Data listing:
□ □ □ □ □

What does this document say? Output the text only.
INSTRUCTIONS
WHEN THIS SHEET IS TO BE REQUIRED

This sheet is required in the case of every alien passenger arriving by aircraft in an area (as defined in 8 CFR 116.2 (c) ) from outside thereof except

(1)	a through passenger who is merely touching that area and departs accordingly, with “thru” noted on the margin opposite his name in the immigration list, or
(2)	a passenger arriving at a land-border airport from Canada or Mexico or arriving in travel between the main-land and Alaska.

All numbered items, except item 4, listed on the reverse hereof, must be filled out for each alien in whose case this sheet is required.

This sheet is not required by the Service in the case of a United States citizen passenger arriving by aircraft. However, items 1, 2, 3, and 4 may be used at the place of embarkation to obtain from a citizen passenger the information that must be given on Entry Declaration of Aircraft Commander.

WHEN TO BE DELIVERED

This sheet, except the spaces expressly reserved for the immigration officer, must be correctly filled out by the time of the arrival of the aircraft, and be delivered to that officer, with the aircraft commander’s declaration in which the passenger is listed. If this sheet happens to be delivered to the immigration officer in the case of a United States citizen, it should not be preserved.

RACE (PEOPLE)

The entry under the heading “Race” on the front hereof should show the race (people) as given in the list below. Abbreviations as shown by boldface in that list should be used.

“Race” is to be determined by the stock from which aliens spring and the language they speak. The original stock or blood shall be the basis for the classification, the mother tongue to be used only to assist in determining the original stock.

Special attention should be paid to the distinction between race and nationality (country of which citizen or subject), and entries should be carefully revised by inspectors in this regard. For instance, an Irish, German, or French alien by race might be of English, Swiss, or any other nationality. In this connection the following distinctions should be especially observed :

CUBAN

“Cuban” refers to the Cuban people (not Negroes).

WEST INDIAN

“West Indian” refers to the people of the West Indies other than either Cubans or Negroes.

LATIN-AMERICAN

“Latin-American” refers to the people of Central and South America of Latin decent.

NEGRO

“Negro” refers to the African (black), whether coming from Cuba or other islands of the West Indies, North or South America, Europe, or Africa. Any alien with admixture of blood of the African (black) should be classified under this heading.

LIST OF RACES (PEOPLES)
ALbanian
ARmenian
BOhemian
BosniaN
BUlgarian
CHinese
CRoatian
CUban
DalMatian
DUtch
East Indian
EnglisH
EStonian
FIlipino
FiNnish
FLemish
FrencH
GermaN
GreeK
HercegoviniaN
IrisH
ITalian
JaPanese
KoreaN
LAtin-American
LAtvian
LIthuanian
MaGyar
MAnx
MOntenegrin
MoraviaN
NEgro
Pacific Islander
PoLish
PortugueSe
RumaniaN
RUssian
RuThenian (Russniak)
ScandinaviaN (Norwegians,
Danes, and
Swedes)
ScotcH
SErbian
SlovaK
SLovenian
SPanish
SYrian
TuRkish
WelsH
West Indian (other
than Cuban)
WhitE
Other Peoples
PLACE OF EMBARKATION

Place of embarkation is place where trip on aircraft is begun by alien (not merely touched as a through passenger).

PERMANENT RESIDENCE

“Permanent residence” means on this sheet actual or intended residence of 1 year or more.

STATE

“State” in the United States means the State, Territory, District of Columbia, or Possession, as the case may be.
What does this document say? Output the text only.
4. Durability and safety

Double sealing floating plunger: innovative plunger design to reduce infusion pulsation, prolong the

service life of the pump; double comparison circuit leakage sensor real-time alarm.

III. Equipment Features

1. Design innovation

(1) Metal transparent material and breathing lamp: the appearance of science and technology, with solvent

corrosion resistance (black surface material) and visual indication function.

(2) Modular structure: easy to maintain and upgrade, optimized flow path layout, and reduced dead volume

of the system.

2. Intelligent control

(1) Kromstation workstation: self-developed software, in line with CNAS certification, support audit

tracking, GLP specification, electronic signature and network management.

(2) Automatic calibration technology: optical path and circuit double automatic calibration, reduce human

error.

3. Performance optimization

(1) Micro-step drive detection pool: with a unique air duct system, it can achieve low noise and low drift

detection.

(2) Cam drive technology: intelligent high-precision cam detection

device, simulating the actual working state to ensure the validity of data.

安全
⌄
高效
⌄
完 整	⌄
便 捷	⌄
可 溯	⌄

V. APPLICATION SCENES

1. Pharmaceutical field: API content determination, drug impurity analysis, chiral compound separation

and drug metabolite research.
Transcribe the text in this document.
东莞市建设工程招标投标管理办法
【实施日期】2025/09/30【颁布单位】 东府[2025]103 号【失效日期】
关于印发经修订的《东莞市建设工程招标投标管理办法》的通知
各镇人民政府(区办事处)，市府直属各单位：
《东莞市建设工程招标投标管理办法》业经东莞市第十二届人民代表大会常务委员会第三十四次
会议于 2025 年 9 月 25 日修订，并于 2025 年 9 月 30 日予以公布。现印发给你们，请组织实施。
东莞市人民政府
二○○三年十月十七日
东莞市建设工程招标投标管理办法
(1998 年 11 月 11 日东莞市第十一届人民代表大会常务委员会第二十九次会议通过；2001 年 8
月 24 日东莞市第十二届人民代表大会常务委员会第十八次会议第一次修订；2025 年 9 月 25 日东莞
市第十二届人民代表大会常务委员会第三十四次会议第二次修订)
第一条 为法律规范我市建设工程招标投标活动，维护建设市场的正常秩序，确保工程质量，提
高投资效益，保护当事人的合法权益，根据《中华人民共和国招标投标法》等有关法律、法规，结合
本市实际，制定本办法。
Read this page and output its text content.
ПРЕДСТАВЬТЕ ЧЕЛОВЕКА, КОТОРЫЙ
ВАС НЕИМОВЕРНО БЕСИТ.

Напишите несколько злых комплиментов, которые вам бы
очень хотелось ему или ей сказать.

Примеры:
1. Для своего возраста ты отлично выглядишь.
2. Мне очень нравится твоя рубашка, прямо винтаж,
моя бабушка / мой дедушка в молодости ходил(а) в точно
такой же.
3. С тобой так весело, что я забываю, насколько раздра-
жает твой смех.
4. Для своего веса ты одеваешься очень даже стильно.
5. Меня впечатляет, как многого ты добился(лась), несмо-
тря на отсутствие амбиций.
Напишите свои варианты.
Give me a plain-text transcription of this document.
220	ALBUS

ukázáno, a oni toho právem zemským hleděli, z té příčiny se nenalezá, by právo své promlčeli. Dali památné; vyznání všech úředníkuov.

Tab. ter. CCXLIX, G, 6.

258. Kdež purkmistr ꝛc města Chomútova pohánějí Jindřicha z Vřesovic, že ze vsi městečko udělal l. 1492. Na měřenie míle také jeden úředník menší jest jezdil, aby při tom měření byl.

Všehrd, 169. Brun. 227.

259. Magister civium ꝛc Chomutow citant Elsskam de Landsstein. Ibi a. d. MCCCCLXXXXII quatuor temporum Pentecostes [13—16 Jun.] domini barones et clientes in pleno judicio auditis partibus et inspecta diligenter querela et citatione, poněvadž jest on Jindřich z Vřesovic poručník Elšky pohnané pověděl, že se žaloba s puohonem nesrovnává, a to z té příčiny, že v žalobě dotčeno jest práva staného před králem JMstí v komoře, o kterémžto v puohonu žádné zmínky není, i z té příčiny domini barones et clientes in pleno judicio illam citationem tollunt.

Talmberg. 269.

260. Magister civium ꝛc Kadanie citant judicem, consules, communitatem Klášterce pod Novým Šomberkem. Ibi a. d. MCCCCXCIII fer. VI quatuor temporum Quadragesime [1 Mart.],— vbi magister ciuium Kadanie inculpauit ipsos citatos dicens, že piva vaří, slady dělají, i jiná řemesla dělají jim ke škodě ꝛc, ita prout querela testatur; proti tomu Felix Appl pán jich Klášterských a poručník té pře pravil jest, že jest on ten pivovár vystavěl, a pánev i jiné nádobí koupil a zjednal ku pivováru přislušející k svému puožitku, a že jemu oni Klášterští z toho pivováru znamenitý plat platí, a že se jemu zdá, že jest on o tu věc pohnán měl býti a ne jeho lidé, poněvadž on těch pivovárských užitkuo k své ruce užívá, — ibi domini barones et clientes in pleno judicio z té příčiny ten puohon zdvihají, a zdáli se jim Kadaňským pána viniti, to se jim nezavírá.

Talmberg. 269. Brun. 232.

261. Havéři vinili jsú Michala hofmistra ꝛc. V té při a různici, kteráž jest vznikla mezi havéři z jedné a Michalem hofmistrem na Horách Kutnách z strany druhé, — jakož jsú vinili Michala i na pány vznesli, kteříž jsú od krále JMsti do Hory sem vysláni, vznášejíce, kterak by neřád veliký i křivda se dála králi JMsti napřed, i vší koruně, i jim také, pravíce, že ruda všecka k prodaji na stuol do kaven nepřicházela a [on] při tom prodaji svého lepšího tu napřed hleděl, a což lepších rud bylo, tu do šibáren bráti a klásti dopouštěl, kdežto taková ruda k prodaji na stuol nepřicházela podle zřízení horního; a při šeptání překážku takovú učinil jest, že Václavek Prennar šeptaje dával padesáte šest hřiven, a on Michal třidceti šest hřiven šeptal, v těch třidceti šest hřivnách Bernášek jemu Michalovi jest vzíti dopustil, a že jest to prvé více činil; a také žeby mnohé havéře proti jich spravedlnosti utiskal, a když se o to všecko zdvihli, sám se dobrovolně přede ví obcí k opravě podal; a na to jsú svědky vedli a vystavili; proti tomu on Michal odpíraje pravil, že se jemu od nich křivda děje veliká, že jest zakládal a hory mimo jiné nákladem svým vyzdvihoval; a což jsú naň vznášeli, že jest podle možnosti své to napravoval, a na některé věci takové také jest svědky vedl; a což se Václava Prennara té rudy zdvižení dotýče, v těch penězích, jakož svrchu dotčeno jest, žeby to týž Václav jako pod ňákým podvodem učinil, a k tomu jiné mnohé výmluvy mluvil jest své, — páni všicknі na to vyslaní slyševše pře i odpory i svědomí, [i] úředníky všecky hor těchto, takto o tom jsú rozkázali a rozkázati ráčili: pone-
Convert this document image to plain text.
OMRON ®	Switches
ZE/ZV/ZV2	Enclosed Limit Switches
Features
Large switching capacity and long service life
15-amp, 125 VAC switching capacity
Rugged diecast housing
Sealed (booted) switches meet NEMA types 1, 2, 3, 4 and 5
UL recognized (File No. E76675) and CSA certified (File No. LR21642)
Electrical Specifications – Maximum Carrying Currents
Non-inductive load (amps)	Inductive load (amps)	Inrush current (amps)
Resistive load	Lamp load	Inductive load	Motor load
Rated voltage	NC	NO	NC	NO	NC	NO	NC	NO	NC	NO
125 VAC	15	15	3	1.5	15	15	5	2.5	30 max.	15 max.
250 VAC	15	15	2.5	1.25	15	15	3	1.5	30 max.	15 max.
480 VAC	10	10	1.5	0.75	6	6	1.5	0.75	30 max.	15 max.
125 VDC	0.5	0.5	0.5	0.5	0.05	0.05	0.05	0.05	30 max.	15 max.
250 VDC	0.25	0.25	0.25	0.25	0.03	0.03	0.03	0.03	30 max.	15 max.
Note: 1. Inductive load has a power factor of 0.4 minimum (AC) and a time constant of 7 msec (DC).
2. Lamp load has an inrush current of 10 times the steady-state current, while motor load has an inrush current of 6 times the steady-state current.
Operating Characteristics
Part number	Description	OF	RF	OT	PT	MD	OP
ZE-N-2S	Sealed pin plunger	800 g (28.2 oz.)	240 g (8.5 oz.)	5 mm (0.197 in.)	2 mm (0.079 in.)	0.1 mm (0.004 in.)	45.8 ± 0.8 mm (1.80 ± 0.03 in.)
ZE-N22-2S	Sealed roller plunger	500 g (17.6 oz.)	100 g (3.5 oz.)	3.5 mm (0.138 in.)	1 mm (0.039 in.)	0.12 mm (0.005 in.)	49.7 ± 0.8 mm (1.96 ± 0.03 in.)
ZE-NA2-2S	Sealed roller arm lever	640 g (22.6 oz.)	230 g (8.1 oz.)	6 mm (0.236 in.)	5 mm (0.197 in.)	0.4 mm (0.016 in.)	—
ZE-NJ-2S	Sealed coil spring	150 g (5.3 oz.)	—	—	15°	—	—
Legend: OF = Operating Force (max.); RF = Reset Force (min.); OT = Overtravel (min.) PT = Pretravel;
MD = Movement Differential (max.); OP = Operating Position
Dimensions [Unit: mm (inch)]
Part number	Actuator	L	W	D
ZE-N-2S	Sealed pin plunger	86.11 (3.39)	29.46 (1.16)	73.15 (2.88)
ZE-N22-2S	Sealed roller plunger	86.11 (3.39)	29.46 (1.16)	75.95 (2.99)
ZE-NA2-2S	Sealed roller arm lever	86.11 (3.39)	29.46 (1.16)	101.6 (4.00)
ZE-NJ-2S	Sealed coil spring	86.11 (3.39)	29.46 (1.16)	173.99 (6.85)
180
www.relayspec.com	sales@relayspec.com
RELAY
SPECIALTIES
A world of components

□ □ □ □ □

[Work to be completed] Report each line in the preceding entries that holds the string "Indies".

[The completed task]
“West Indian” refers to the people of the West Indies other than either Cubans or Negroes.
“Negro” refers to the African (black), whether coming from Cuba or other islands of the West Indies, North or South America, Europe, or Africa. Any alien with admixture of blood of the African (black) should be classified under this heading.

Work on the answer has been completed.